Written request →
Give the entries again, word for word.

Available data →
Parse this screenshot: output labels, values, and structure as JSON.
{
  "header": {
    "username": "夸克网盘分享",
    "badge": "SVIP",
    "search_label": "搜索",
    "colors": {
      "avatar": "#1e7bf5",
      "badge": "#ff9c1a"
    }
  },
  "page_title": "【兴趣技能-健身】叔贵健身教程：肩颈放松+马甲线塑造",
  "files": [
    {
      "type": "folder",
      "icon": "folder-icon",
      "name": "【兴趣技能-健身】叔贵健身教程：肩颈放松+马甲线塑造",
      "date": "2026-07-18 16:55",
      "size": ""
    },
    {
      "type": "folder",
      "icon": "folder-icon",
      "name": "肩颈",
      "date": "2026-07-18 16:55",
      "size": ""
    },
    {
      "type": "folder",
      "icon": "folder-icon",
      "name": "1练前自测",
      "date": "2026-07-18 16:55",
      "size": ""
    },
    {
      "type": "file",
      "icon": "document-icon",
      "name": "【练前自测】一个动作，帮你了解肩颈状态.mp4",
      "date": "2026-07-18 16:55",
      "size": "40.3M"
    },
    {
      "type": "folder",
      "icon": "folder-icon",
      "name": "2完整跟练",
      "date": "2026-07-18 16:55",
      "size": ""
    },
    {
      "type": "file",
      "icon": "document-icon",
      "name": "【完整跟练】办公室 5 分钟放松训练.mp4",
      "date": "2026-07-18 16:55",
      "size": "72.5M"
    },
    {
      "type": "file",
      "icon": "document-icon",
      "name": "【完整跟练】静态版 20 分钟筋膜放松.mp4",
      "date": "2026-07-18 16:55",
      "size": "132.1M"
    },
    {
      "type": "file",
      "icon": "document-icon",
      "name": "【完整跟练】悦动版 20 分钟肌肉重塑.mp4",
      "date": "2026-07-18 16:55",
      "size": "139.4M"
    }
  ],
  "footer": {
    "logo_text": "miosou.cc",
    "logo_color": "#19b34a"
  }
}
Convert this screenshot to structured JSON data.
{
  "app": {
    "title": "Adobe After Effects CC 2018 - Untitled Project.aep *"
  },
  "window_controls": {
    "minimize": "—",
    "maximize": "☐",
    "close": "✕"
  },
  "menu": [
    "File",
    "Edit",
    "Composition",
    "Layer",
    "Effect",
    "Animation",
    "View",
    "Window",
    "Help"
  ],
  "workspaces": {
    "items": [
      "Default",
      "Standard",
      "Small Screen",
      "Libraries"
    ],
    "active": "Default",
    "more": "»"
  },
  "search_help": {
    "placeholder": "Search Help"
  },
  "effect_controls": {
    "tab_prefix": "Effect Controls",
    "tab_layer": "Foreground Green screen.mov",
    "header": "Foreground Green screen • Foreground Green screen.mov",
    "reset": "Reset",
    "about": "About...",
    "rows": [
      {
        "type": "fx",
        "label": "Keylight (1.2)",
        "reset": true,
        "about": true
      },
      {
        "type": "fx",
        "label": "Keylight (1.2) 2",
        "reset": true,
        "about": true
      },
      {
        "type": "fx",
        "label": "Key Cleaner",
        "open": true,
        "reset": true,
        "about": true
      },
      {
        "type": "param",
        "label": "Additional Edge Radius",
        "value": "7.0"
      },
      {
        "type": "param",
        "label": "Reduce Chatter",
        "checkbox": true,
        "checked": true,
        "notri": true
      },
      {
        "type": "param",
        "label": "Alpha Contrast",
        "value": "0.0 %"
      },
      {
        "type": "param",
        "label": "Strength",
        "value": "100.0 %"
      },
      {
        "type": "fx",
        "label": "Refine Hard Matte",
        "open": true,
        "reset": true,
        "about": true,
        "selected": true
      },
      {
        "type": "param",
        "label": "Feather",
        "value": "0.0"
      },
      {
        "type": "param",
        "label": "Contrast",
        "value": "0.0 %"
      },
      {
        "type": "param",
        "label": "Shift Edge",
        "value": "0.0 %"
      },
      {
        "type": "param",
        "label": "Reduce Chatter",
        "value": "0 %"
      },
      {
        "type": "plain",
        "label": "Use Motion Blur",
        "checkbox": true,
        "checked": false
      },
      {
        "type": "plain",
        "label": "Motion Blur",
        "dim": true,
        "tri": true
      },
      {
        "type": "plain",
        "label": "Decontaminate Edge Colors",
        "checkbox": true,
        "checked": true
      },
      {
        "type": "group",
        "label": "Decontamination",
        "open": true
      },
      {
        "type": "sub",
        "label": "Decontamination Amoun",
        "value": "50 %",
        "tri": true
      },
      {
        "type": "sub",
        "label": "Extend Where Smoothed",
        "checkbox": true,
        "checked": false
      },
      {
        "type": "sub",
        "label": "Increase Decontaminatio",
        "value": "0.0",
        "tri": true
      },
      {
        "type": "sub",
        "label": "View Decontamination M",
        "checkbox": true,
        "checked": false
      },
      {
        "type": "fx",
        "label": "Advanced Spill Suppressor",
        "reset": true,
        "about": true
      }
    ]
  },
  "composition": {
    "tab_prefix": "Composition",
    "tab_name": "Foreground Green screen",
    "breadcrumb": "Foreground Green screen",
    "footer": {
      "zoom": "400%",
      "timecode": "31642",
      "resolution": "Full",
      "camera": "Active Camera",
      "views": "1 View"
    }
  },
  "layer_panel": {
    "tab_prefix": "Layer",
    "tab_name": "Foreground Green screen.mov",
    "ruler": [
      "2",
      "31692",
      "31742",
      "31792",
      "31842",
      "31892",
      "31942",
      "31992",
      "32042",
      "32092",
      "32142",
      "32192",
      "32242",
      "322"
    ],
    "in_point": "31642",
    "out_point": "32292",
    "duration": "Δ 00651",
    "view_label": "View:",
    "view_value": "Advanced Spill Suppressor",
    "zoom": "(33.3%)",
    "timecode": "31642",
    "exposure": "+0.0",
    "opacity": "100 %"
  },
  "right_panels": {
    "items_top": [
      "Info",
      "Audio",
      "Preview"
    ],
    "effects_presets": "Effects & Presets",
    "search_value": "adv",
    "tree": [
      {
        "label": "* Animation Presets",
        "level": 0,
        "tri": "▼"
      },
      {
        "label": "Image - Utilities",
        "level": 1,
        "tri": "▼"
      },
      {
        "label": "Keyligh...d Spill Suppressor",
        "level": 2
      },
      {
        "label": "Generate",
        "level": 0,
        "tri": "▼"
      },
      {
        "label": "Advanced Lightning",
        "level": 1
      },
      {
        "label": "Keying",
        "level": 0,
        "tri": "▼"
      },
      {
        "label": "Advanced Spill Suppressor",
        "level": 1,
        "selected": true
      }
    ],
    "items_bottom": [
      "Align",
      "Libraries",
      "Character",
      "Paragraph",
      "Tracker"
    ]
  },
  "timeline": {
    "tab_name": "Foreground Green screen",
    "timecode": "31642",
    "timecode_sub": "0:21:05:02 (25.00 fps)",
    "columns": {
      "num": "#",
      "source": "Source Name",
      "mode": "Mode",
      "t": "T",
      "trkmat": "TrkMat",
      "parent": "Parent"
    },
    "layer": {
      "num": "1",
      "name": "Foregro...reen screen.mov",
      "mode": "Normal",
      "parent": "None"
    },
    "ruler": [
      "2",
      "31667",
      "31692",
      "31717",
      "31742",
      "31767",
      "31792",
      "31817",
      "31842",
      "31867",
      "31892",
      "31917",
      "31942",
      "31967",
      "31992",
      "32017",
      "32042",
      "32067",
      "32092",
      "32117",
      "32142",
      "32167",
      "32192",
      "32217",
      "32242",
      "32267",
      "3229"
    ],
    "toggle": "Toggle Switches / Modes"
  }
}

Written solution →
Parse this screenshot: output labels, values, and structure as JSON.
{
  "header": {
    "username": "夸克网盘分享",
    "badge": "SVIP",
    "search_label": "搜索",
    "colors": {
      "avatar": "#1e7bf5",
      "badge": "#ff9c1a"
    }
  },
  "page_title": "【兴趣技能-健身】叔贵健身教程：肩颈放松+马甲线塑造",
  "files": [
    {
      "type": "folder",
      "icon": "folder-icon",
      "name": "【兴趣技能-健身】叔贵健身教程：肩颈放松+马甲线塑造",
      "date": "2026-07-18 16:55",
      "size": ""
    },
    {
      "type": "folder",
      "icon": "folder-icon",
      "name": "肩颈",
      "date": "2026-07-18 16:55",
      "size": ""
    },
    {
      "type": "folder",
      "icon": "folder-icon",
      "name": "1练前自测",
      "date": "2026-07-18 16:55",
      "size": ""
    },
    {
      "type": "file",
      "icon": "document-icon",
      "name": "【练前自测】一个动作，帮你了解肩颈状态.mp4",
      "date": "2026-07-18 16:55",
      "size": "40.3M"
    },
    {
      "type": "folder",
      "icon": "folder-icon",
      "name": "2完整跟练",
      "date": "2026-07-18 16:55",
      "size": ""
    },
    {
      "type": "file",
      "icon": "document-icon",
      "name": "【完整跟练】办公室 5 分钟放松训练.mp4",
      "date": "2026-07-18 16:55",
      "size": "72.5M"
    },
    {
      "type": "file",
      "icon": "document-icon",
      "name": "【完整跟练】静态版 20 分钟筋膜放松.mp4",
      "date": "2026-07-18 16:55",
      "size": "132.1M"
    },
    {
      "type": "file",
      "icon": "document-icon",
      "name": "【完整跟练】悦动版 20 分钟肌肉重塑.mp4",
      "date": "2026-07-18 16:55",
      "size": "139.4M"
    }
  ],
  "footer": {
    "logo_text": "miosou.cc",
    "logo_color": "#19b34a"
  }
}
Convert this screenshot to structured JSON data.
{
  "app": {
    "title": "Adobe After Effects CC 2018 - Untitled Project.aep *"
  },
  "window_controls": {
    "minimize": "—",
    "maximize": "☐",
    "close": "✕"
  },
  "menu": [
    "File",
    "Edit",
    "Composition",
    "Layer",
    "Effect",
    "Animation",
    "View",
    "Window",
    "Help"
  ],
  "workspaces": {
    "items": [
      "Default",
      "Standard",
      "Small Screen",
      "Libraries"
    ],
    "active": "Default",
    "more": "»"
  },
  "search_help": {
    "placeholder": "Search Help"
  },
  "effect_controls": {
    "tab_prefix": "Effect Controls",
    "tab_layer": "Foreground Green screen.mov",
    "header": "Foreground Green screen • Foreground Green screen.mov",
    "reset": "Reset",
    "about": "About...",
    "rows": [
      {
        "type": "fx",
        "label": "Keylight (1.2)",
        "reset": true,
        "about": true
      },
      {
        "type": "fx",
        "label": "Keylight (1.2) 2",
        "reset": true,
        "about": true
      },
      {
        "type": "fx",
        "label": "Key Cleaner",
        "open": true,
        "reset": true,
        "about": true
      },
      {
        "type": "param",
        "label": "Additional Edge Radius",
        "value": "7.0"
      },
      {
        "type": "param",
        "label": "Reduce Chatter",
        "checkbox": true,
        "checked": true,
        "notri": true
      },
      {
        "type": "param",
        "label": "Alpha Contrast",
        "value": "0.0 %"
      },
      {
        "type": "param",
        "label": "Strength",
        "value": "100.0 %"
      },
      {
        "type": "fx",
        "label": "Refine Hard Matte",
        "open": true,
        "reset": true,
        "about": true,
        "selected": true
      },
      {
        "type": "param",
        "label": "Feather",
        "value": "0.0"
      },
      {
        "type": "param",
        "label": "Contrast",
        "value": "0.0 %"
      },
      {
        "type": "param",
        "label": "Shift Edge",
        "value": "0.0 %"
      },
      {
        "type": "param",
        "label": "Reduce Chatter",
        "value": "0 %"
      },
      {
        "type": "plain",
        "label": "Use Motion Blur",
        "checkbox": true,
        "checked": false
      },
      {
        "type": "plain",
        "label": "Motion Blur",
        "dim": true,
        "tri": true
      },
      {
        "type": "plain",
        "label": "Decontaminate Edge Colors",
        "checkbox": true,
        "checked": true
      },
      {
        "type": "group",
        "label": "Decontamination",
        "open": true
      },
      {
        "type": "sub",
        "label": "Decontamination Amoun",
        "value": "50 %",
        "tri": true
      },
      {
        "type": "sub",
        "label": "Extend Where Smoothed",
        "checkbox": true,
        "checked": false
      },
      {
        "type": "sub",
        "label": "Increase Decontaminatio",
        "value": "0.0",
        "tri": true
      },
      {
        "type": "sub",
        "label": "View Decontamination M",
        "checkbox": true,
        "checked": false
      },
      {
        "type": "fx",
        "label": "Advanced Spill Suppressor",
        "reset": true,
        "about": true
      }
    ]
  },
  "composition": {
    "tab_prefix": "Composition",
    "tab_name": "Foreground Green screen",
    "breadcrumb": "Foreground Green screen",
    "footer": {
      "zoom": "400%",
      "timecode": "31642",
      "resolution": "Full",
      "camera": "Active Camera",
      "views": "1 View"
    }
  },
  "layer_panel": {
    "tab_prefix": "Layer",
    "tab_name": "Foreground Green screen.mov",
    "ruler": [
      "2",
      "31692",
      "31742",
      "31792",
      "31842",
      "31892",
      "31942",
      "31992",
      "32042",
      "32092",
      "32142",
      "32192",
      "32242",
      "322"
    ],
    "in_point": "31642",
    "out_point": "32292",
    "duration": "Δ 00651",
    "view_label": "View:",
    "view_value": "Advanced Spill Suppressor",
    "zoom": "(33.3%)",
    "timecode": "31642",
    "exposure": "+0.0",
    "opacity": "100 %"
  },
  "right_panels": {
    "items_top": [
      "Info",
      "Audio",
      "Preview"
    ],
    "effects_presets": "Effects & Presets",
    "search_value": "adv",
    "tree": [
      {
        "label": "* Animation Presets",
        "level": 0,
        "tri": "▼"
      },
      {
        "label": "Image - Utilities",
        "level": 1,
        "tri": "▼"
      },
      {
        "label": "Keyligh...d Spill Suppressor",
        "level": 2
      },
      {
        "label": "Generate",
        "level": 0,
        "tri": "▼"
      },
      {
        "label": "Advanced Lightning",
        "level": 1
      },
      {
        "label": "Keying",
        "level": 0,
        "tri": "▼"
      },
      {
        "label": "Advanced Spill Suppressor",
        "level": 1,
        "selected": true
      }
    ],
    "items_bottom": [
      "Align",
      "Libraries",
      "Character",
      "Paragraph",
      "Tracker"
    ]
  },
  "timeline": {
    "tab_name": "Foreground Green screen",
    "timecode": "31642",
    "timecode_sub": "0:21:05:02 (25.00 fps)",
    "columns": {
      "num": "#",
      "source": "Source Name",
      "mode": "Mode",
      "t": "T",
      "trkmat": "TrkMat",
      "parent": "Parent"
    },
    "layer": {
      "num": "1",
      "name": "Foregro...reen screen.mov",
      "mode": "Normal",
      "parent": "None"
    },
    "ruler": [
      "2",
      "31667",
      "31692",
      "31717",
      "31742",
      "31767",
      "31792",
      "31817",
      "31842",
      "31867",
      "31892",
      "31917",
      "31942",
      "31967",
      "31992",
      "32017",
      "32042",
      "32067",
      "32092",
      "32117",
      "32142",
      "32167",
      "32192",
      "32217",
      "32242",
      "32267",
      "3229"
    ],
    "toggle": "Toggle Switches / Modes"
  }
}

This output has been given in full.